What you will do: Print all of the entries exactly, minus the pictures.

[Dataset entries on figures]
START

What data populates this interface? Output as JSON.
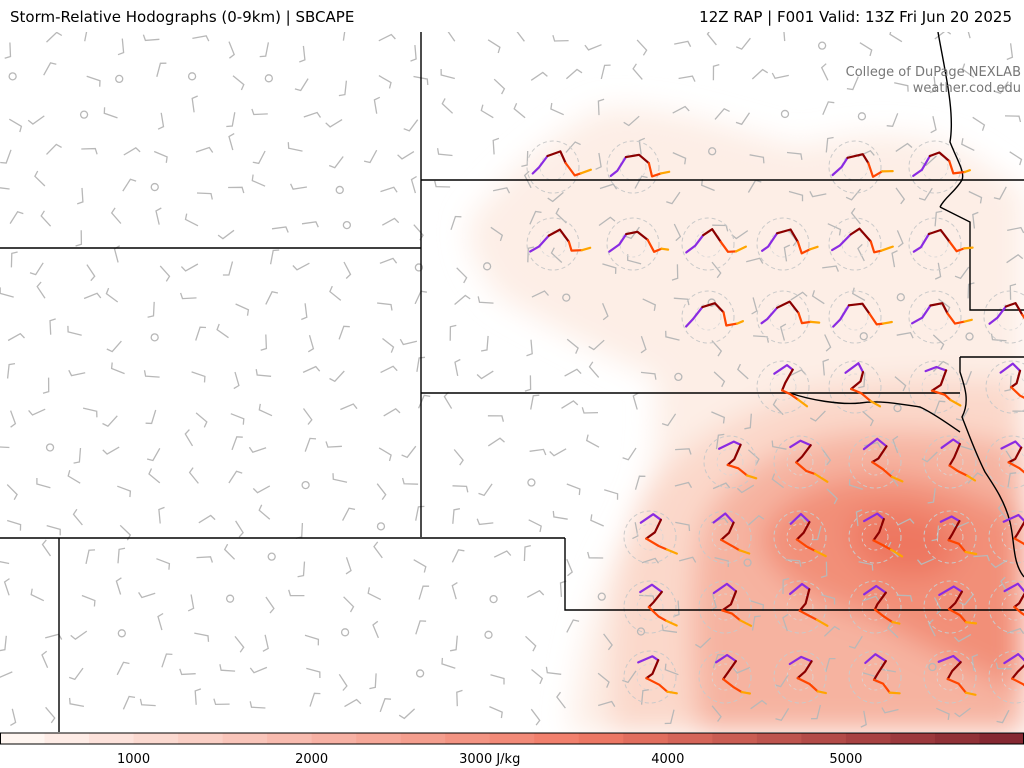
{
  "header": {
    "title": "Storm-Relative Hodographs (0-9km) | SBCAPE",
    "valid": "12Z RAP | F001 Valid: 13Z Fri Jun 20 2025"
  },
  "credit": {
    "line1": "College of DuPage NEXLAB",
    "line2": "weather.cod.edu"
  },
  "colorbar": {
    "ticks": [
      {
        "value": 1000,
        "label": "1000"
      },
      {
        "value": 2000,
        "label": "2000"
      },
      {
        "value": 3000,
        "label": "3000 J/kg"
      },
      {
        "value": 4000,
        "label": "4000"
      },
      {
        "value": 5000,
        "label": "5000"
      }
    ],
    "range": [
      250,
      6000
    ],
    "step": 250,
    "colors": {
      "low": "#fff6f1",
      "mid": "#f07a66",
      "high": "#7a1f2c"
    }
  },
  "legend_colors": {
    "hodo_0_1km": "#8a2be2",
    "hodo_1_3km": "#8b0000",
    "hodo_3_6km": "#ff4500",
    "hodo_6_9km": "#ffa500",
    "barb": "#b8b8b8",
    "state_border": "#000000"
  }
}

END

Task solution:
What data populates this interface? Output as JSON.
{
  "header": {
    "title": "Storm-Relative Hodographs (0-9km) | SBCAPE",
    "valid": "12Z RAP | F001 Valid: 13Z Fri Jun 20 2025"
  },
  "credit": {
    "line1": "College of DuPage NEXLAB",
    "line2": "weather.cod.edu"
  },
  "colorbar": {
    "ticks": [
      {
        "value": 1000,
        "label": "1000"
      },
      {
        "value": 2000,
        "label": "2000"
      },
      {
        "value": 3000,
        "label": "3000 J/kg"
      },
      {
        "value": 4000,
        "label": "4000"
      },
      {
        "value": 5000,
        "label": "5000"
      }
    ],
    "range": [
      250,
      6000
    ],
    "step": 250,
    "colors": {
      "low": "#fff6f1",
      "mid": "#f07a66",
      "high": "#7a1f2c"
    }
  },
  "legend_colors": {
    "hodo_0_1km": "#8a2be2",
    "hodo_1_3km": "#8b0000",
    "hodo_3_6km": "#ff4500",
    "hodo_6_9km": "#ffa500",
    "barb": "#b8b8b8",
    "state_border": "#000000"
  }
}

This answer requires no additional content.